→ **The problem**: The exercise asks you to copy every line below in which "section" appears.

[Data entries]
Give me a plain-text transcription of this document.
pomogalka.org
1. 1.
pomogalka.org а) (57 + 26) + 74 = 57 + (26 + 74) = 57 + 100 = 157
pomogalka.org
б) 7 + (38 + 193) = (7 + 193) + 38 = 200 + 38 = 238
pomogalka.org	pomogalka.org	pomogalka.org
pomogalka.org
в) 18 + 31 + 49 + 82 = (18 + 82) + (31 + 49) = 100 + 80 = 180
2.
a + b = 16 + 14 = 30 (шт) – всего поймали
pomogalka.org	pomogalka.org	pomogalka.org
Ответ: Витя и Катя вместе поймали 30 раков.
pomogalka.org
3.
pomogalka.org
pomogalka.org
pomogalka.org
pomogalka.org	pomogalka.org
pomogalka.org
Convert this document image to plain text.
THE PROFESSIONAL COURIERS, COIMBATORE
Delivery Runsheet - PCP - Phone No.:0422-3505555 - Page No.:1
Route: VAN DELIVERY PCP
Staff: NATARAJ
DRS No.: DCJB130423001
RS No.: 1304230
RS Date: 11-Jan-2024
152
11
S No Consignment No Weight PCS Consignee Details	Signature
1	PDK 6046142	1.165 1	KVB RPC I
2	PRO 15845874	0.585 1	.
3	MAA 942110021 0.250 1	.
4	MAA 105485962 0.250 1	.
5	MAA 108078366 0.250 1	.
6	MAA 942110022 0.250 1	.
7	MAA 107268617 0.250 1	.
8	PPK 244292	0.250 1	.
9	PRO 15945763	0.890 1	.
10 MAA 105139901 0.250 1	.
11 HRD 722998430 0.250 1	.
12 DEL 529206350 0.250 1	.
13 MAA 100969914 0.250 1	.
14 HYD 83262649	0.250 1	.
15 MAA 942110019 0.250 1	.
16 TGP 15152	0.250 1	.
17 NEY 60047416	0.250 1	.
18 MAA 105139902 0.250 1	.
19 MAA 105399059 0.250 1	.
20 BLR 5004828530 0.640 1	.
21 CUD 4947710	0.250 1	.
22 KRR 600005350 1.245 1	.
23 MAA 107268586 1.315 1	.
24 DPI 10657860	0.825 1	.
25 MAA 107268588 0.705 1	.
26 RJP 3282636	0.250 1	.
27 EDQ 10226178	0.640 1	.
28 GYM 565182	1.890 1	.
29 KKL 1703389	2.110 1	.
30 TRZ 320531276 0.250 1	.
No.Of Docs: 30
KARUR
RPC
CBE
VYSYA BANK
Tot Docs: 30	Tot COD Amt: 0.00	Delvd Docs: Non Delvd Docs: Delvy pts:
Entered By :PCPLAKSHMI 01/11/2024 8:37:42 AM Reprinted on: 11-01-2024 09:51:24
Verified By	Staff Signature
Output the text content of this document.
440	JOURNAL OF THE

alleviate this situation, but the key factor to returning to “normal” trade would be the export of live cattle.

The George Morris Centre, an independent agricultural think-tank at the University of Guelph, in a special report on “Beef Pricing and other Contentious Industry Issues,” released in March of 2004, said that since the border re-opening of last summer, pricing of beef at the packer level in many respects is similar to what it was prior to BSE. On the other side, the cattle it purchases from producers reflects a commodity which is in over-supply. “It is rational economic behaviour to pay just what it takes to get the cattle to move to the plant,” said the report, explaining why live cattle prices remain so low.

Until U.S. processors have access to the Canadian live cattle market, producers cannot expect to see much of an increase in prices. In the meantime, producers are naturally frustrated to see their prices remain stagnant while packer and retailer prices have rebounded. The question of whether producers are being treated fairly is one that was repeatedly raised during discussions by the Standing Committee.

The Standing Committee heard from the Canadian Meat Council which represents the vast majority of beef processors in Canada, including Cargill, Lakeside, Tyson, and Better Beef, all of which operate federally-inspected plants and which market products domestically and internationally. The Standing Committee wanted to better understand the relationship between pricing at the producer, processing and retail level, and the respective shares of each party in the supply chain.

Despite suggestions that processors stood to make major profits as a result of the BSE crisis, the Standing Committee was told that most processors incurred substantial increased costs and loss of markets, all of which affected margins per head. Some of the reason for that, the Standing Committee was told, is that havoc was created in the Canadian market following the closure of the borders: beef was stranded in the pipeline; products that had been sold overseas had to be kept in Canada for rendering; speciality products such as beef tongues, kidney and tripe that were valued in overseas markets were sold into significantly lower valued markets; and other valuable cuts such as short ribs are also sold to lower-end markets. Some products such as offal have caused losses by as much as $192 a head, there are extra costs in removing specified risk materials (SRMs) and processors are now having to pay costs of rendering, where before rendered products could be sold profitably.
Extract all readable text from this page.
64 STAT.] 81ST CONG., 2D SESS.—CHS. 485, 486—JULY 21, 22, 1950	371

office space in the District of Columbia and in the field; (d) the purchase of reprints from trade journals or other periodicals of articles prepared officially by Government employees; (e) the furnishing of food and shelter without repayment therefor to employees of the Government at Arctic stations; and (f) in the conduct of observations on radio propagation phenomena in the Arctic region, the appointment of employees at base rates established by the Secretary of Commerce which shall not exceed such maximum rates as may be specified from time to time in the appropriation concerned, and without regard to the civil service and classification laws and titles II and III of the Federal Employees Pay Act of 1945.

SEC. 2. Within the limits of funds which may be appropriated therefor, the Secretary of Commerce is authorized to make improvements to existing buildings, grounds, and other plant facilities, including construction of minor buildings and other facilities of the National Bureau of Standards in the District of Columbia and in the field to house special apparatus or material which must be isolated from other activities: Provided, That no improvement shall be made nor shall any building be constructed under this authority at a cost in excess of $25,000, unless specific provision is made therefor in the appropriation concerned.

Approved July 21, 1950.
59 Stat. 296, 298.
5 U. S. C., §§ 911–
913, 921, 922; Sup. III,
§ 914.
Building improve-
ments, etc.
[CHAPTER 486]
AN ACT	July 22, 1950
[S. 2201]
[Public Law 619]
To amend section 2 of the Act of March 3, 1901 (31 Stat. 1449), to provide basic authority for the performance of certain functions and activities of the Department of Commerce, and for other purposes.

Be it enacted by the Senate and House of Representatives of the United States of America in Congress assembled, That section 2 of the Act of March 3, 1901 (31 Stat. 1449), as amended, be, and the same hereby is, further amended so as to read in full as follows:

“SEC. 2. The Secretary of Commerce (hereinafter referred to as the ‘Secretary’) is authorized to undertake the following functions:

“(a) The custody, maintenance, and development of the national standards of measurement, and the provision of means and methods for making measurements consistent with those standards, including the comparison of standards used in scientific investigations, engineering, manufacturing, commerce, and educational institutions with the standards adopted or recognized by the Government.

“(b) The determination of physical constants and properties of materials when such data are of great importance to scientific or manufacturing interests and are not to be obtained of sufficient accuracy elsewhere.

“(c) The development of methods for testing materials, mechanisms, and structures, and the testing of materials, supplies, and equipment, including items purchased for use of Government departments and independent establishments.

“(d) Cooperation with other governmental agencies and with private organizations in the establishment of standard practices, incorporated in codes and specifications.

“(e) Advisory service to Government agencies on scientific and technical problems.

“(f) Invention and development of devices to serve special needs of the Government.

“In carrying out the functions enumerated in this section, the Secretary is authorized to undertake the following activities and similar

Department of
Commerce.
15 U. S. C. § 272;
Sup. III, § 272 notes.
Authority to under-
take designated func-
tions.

→ **Solution for this exercise**:
To amend section 2 of the Act of March 3, 1901 (31 Stat. 1449), to provide basic authority for the performance of certain functions and activities of the Department of Commerce, and for other purposes.
Be it enacted by the Senate and House of Representatives of the United States of America in Congress assembled, That section 2 of the Act of March 3, 1901 (31 Stat. 1449), as amended, be, and the same hereby is, further amended so as to read in full as follows:
“In carrying out the functions enumerated in this section, the Secretary is authorized to undertake the following activities and similar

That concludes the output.